Dataset items:
start

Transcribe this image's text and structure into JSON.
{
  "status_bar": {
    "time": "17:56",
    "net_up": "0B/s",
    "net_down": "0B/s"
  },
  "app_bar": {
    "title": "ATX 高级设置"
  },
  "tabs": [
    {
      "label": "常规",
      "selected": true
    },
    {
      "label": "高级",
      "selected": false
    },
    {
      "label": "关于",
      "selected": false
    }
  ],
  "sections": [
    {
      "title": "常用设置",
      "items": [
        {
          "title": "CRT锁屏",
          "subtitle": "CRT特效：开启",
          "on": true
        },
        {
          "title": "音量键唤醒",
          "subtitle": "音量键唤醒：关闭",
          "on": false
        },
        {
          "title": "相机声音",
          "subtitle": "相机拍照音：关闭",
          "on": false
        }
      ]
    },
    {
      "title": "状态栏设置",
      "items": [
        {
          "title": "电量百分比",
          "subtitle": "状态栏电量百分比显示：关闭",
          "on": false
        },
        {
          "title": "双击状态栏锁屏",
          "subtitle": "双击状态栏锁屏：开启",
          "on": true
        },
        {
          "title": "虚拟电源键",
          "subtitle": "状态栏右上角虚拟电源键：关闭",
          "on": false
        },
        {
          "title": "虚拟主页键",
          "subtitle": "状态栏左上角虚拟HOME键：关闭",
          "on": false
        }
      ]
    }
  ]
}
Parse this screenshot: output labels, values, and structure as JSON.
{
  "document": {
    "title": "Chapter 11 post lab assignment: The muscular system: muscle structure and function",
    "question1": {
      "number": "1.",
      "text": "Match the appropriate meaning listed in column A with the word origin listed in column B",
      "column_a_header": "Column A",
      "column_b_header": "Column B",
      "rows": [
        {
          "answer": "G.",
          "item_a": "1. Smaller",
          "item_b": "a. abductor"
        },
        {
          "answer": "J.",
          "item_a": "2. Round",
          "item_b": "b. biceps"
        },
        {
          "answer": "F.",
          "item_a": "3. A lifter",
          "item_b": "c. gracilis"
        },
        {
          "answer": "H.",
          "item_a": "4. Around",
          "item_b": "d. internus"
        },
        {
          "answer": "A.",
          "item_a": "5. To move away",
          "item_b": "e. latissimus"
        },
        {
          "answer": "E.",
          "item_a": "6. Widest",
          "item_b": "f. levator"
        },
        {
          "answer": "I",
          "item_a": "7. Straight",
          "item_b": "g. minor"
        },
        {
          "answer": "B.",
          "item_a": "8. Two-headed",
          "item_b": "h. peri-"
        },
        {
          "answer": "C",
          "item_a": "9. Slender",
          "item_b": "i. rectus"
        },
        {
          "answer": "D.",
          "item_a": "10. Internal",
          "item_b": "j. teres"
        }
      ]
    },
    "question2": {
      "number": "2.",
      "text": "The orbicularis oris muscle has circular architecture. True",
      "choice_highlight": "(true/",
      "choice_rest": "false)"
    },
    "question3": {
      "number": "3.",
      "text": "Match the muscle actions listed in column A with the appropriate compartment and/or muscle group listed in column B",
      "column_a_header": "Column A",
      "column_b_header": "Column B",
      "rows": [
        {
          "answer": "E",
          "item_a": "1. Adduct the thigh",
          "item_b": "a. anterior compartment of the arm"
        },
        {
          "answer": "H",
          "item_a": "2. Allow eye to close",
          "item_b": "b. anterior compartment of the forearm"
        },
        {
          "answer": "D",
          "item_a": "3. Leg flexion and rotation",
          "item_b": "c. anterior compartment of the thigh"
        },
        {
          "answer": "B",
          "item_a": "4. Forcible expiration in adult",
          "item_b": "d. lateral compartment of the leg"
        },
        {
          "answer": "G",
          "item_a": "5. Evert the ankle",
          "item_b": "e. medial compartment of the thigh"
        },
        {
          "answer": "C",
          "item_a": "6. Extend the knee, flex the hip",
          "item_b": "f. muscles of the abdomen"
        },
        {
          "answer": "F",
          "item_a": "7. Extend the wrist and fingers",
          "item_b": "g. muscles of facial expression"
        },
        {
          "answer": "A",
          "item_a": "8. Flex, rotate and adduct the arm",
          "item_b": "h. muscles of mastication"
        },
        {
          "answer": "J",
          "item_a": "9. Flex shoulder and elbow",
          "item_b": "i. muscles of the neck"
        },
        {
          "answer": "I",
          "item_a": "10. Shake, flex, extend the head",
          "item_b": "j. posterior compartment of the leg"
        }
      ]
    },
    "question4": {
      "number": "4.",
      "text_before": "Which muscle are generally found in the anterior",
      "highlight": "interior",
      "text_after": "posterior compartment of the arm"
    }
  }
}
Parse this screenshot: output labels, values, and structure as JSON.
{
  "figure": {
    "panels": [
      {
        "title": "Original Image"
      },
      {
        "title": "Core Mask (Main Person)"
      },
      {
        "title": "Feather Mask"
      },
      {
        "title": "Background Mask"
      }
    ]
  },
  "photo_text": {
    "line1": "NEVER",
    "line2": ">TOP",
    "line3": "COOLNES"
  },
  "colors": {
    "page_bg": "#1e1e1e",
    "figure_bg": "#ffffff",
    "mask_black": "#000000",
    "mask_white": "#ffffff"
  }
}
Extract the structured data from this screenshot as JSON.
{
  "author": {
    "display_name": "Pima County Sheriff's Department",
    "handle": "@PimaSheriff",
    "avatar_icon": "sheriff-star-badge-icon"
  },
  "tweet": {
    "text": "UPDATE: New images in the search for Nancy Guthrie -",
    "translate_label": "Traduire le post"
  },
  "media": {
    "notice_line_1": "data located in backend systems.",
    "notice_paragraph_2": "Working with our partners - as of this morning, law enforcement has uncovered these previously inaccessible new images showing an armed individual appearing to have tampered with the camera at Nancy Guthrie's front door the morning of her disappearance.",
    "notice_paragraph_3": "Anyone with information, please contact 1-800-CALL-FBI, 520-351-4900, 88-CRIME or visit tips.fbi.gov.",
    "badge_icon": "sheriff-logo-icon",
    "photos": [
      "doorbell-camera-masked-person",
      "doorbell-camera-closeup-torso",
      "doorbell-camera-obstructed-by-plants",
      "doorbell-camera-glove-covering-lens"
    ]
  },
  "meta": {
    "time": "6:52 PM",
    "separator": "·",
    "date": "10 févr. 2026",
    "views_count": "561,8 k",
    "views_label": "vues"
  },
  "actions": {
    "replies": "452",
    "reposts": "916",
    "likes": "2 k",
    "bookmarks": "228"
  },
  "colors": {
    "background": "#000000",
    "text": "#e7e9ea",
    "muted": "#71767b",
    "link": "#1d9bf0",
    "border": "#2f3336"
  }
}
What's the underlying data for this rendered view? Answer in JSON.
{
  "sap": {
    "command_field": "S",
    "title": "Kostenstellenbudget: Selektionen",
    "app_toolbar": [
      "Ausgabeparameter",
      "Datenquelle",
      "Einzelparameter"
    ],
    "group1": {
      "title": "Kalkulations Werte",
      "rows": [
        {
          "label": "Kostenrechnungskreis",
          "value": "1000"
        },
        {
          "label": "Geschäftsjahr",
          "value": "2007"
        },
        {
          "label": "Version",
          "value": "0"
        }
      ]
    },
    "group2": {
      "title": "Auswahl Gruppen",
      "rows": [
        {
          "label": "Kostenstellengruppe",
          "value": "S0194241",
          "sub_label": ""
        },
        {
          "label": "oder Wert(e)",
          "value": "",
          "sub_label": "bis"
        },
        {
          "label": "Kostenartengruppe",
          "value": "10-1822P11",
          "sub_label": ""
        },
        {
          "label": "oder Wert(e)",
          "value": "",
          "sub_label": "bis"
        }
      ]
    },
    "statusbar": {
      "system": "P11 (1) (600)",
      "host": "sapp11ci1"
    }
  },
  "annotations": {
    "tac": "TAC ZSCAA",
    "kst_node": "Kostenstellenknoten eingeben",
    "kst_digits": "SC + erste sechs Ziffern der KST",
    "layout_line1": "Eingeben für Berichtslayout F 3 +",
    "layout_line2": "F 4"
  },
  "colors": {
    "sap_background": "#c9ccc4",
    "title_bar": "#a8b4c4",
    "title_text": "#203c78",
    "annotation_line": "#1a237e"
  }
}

end

Find all lines where the word "subtitle" appears. Copy them.

_ANSWER TO THE EXERCISE_
          "subtitle": "CRT特效：开启",
          "subtitle": "音量键唤醒：关闭",
          "subtitle": "相机拍照音：关闭",
          "subtitle": "状态栏电量百分比显示：关闭",
          "subtitle": "双击状态栏锁屏：开启",
          "subtitle": "状态栏右上角虚拟电源键：关闭",
          "subtitle": "状态栏左上角虚拟HOME键：关闭",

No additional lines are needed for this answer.